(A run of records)

##############################

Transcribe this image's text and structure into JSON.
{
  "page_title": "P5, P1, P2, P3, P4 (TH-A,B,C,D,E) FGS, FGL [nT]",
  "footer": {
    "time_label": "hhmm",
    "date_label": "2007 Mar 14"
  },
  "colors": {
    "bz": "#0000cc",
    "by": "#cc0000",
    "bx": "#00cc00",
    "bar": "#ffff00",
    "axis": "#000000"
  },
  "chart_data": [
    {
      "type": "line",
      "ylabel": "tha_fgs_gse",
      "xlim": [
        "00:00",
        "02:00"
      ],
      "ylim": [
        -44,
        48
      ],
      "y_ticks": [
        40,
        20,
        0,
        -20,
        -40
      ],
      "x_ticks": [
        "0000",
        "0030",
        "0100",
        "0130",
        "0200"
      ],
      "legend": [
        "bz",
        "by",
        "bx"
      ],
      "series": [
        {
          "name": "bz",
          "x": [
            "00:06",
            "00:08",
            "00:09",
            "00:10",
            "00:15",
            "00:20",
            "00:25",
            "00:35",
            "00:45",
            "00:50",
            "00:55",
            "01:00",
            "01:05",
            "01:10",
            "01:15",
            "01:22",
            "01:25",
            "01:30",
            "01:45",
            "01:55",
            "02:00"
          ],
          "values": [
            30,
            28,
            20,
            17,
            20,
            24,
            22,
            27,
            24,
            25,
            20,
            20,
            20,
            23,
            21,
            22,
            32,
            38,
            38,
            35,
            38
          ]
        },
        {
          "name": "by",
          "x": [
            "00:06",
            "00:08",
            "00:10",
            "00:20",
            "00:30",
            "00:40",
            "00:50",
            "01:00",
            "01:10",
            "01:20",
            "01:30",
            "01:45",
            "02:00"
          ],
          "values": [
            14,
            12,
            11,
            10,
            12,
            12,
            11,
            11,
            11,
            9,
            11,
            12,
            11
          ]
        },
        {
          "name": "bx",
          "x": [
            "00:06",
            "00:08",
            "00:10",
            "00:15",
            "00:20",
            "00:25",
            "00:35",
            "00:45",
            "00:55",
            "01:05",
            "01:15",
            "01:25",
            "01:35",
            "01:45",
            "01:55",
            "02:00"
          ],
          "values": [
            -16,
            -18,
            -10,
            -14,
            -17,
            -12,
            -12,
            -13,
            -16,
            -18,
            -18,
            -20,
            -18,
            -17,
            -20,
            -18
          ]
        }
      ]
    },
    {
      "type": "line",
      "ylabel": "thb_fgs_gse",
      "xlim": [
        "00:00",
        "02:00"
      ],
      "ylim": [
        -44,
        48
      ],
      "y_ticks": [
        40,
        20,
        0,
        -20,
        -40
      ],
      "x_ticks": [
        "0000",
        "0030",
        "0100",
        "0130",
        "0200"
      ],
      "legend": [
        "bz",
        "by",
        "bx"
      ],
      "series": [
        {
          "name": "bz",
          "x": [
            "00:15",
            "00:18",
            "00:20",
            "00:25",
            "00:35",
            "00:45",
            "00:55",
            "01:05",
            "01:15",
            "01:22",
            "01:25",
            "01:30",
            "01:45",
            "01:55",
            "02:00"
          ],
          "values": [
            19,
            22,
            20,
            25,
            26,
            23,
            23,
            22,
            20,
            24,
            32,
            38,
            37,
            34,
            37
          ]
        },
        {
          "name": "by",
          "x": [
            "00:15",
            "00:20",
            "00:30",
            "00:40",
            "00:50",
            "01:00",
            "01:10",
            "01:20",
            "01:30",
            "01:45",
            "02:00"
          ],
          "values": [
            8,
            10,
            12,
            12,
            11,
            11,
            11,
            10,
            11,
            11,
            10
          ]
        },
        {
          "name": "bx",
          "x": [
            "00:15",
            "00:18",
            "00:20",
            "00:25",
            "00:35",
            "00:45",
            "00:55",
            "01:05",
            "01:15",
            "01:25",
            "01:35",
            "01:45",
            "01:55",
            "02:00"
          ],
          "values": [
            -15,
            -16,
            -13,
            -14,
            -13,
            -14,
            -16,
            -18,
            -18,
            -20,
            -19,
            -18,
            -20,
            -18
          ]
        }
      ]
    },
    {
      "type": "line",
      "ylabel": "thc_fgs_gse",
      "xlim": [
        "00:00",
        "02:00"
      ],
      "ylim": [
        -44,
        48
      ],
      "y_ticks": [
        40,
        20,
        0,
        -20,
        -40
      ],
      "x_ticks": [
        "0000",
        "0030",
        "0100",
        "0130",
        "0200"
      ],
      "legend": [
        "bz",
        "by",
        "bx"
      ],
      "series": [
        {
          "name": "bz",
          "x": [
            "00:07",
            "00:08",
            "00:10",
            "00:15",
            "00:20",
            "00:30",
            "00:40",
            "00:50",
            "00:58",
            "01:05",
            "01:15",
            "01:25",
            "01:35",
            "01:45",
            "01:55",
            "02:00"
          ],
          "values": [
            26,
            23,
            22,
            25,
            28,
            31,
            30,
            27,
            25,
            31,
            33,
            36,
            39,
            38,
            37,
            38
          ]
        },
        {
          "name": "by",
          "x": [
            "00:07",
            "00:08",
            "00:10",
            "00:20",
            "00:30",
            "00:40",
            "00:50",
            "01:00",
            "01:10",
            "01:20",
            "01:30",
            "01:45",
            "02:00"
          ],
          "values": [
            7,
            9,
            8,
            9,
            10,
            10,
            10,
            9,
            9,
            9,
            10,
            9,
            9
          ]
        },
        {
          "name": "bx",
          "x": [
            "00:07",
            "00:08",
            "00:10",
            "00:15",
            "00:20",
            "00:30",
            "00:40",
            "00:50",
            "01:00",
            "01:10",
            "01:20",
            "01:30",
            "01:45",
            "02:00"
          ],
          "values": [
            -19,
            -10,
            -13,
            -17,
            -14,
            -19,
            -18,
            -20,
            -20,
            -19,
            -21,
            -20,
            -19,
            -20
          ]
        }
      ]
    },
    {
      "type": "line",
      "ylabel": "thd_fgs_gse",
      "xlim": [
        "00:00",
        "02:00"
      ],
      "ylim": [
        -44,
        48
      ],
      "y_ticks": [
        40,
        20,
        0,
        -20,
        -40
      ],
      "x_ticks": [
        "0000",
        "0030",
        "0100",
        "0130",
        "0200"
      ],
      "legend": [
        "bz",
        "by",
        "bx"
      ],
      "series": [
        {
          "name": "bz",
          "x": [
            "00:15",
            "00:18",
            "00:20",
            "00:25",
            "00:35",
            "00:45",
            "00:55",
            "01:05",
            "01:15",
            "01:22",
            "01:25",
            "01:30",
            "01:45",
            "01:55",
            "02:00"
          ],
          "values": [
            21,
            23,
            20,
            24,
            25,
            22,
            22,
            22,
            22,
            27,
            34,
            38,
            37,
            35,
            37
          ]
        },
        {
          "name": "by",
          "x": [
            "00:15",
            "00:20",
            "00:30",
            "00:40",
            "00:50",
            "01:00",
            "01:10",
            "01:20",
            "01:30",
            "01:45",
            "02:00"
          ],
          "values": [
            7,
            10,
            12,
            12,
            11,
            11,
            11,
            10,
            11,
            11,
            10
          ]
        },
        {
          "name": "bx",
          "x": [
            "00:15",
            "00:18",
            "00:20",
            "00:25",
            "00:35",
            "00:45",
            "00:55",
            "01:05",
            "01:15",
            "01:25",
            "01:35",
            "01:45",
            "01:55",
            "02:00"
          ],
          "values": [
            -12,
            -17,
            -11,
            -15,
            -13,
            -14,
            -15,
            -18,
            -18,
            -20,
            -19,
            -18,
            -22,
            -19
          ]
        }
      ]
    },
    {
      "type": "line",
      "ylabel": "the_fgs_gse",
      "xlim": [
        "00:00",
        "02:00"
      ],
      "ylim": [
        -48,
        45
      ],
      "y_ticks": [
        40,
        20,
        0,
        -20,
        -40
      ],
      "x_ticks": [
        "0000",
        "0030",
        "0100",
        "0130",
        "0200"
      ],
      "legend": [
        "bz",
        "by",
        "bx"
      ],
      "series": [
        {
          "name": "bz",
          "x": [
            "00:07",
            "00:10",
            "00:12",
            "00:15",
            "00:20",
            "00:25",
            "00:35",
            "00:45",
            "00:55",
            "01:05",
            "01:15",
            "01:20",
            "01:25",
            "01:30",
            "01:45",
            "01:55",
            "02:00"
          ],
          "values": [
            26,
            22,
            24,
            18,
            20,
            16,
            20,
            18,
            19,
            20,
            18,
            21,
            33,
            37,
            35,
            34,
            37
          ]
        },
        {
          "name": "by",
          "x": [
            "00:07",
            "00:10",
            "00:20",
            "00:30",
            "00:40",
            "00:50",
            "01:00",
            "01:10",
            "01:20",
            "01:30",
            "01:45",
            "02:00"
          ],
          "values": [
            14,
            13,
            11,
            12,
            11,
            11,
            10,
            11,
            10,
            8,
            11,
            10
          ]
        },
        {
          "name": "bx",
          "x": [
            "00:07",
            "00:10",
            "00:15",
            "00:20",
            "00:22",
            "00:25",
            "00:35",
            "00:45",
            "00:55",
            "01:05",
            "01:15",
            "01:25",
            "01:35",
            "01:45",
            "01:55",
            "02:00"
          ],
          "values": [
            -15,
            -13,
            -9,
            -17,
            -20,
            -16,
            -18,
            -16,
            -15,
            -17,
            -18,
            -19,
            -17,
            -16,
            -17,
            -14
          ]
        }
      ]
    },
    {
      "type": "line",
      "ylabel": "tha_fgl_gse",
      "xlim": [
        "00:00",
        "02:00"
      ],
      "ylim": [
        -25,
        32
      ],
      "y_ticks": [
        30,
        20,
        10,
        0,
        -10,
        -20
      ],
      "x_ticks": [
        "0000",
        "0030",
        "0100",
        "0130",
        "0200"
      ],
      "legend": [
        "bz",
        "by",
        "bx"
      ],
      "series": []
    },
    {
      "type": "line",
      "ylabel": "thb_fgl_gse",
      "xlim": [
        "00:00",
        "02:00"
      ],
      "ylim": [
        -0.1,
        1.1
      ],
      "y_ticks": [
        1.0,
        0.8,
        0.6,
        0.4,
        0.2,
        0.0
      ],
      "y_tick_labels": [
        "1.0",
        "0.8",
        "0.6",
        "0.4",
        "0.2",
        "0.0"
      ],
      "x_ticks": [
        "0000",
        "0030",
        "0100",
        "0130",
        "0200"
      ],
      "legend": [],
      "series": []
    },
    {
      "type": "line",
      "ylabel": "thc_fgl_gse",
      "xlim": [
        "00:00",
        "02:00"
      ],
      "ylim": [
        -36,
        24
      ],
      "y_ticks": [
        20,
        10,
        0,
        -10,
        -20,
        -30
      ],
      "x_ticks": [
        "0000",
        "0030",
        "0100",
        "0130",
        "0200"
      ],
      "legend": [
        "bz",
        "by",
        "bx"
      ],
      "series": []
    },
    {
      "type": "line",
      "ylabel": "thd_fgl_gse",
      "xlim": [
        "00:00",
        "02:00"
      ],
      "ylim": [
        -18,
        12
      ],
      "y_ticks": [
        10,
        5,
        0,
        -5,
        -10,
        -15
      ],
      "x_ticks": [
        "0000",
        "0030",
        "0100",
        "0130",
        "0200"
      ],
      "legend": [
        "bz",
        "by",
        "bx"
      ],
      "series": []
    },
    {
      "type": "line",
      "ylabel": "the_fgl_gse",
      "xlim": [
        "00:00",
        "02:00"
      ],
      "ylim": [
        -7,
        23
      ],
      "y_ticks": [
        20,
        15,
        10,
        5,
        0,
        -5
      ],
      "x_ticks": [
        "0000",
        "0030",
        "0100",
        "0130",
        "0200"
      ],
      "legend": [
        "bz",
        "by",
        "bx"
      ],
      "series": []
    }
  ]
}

##############################

▶ [YOUR GOAL]:
Search the records for the string "ylabel" and return every line in which it occurs.

▶ [TASK RESPONSE]:
      "ylabel": "tha_fgs_gse",
      "ylabel": "thb_fgs_gse",
      "ylabel": "thc_fgs_gse",
      "ylabel": "thd_fgs_gse",
      "ylabel": "the_fgs_gse",
      "ylabel": "tha_fgl_gse",
      "ylabel": "thb_fgl_gse",
      "ylabel": "thc_fgl_gse",
      "ylabel": "thd_fgl_gse",
      "ylabel": "the_fgl_gse",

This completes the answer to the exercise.